* Short problem
In the listing below, reproduce every line from the one containing "Enumerate the UI" down to the one containing "- Herwig 7.2.1 softTune: [56, 302, 61, 308]", including both of those lines, exactly character for character.

* Extracted data

---------------

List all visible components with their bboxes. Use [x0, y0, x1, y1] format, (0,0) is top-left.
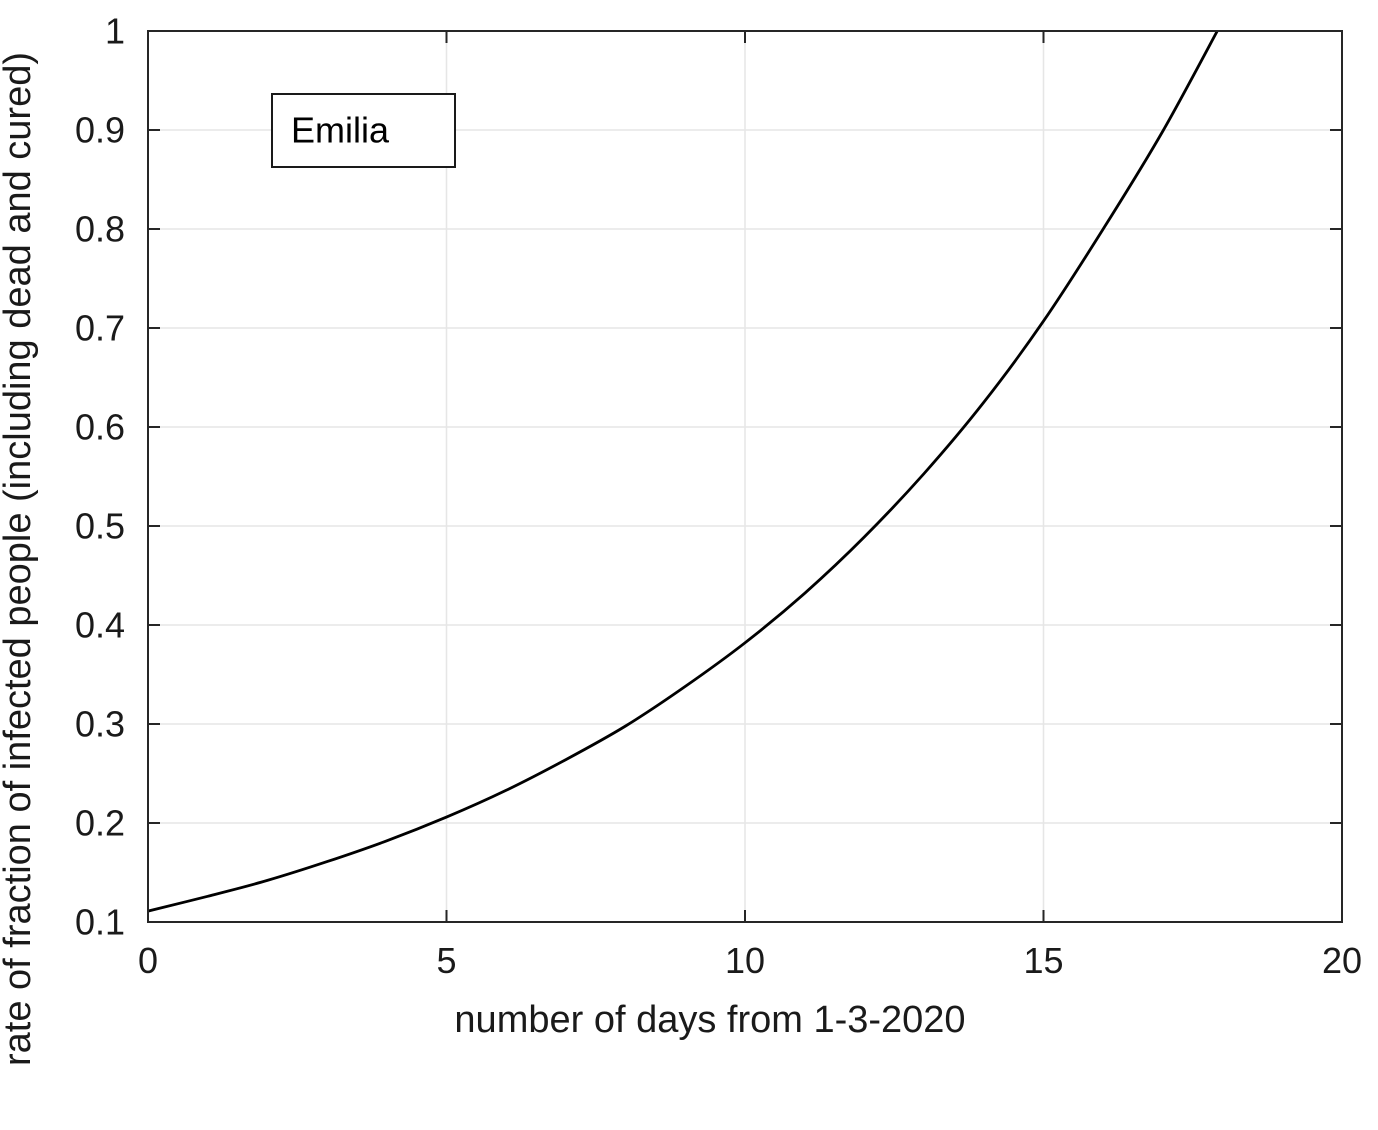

---------------

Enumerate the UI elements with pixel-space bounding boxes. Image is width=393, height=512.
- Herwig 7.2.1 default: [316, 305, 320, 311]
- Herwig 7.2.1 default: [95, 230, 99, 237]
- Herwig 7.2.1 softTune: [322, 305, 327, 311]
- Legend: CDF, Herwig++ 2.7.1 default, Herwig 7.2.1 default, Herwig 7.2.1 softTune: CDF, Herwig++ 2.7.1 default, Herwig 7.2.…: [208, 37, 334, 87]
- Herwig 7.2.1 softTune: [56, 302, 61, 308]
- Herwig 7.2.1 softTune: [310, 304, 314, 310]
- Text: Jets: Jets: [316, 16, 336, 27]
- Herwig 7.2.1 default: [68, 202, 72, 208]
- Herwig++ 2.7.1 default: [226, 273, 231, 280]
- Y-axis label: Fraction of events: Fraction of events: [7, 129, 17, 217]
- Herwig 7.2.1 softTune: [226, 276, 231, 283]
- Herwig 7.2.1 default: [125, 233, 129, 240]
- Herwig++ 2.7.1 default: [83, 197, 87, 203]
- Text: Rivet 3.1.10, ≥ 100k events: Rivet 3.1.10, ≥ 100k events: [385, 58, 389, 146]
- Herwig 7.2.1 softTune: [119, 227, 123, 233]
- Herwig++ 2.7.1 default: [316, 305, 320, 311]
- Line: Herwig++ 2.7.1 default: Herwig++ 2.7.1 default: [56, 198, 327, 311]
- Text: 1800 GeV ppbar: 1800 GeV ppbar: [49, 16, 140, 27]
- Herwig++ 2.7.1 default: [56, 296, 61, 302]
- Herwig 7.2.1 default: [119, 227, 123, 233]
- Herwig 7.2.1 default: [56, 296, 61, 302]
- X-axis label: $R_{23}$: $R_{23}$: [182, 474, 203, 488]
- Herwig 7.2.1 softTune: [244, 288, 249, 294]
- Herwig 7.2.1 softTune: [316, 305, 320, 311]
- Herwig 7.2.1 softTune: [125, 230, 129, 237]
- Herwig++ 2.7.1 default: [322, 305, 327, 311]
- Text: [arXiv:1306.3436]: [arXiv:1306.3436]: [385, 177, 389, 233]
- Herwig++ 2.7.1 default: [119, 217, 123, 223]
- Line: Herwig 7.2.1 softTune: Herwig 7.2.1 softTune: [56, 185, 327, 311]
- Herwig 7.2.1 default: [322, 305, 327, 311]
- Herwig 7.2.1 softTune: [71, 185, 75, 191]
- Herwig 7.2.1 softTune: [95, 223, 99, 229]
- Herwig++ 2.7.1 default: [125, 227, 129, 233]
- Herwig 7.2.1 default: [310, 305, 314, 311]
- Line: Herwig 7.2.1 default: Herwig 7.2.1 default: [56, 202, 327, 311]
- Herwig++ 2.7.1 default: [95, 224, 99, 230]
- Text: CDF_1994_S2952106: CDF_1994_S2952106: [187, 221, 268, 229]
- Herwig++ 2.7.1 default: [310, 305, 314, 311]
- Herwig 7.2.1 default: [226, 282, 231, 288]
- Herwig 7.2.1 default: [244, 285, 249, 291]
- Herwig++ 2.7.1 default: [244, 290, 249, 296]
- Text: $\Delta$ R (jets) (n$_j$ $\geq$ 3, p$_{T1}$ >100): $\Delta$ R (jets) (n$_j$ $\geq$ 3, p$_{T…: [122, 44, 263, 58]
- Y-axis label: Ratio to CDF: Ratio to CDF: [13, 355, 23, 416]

---------------

* Response for this exercise
Enumerate the UI elements with pixel-space bounding boxes. Image is width=393, height=512.
- Herwig 7.2.1 default: [316, 305, 320, 311]
- Herwig 7.2.1 default: [95, 230, 99, 237]
- Herwig 7.2.1 softTune: [322, 305, 327, 311]
- Legend: CDF, Herwig++ 2.7.1 default, Herwig 7.2.1 default, Herwig 7.2.1 softTune: CDF, Herwig++ 2.7.1 default, Herwig 7.2.…: [208, 37, 334, 87]
- Herwig 7.2.1 softTune: [56, 302, 61, 308]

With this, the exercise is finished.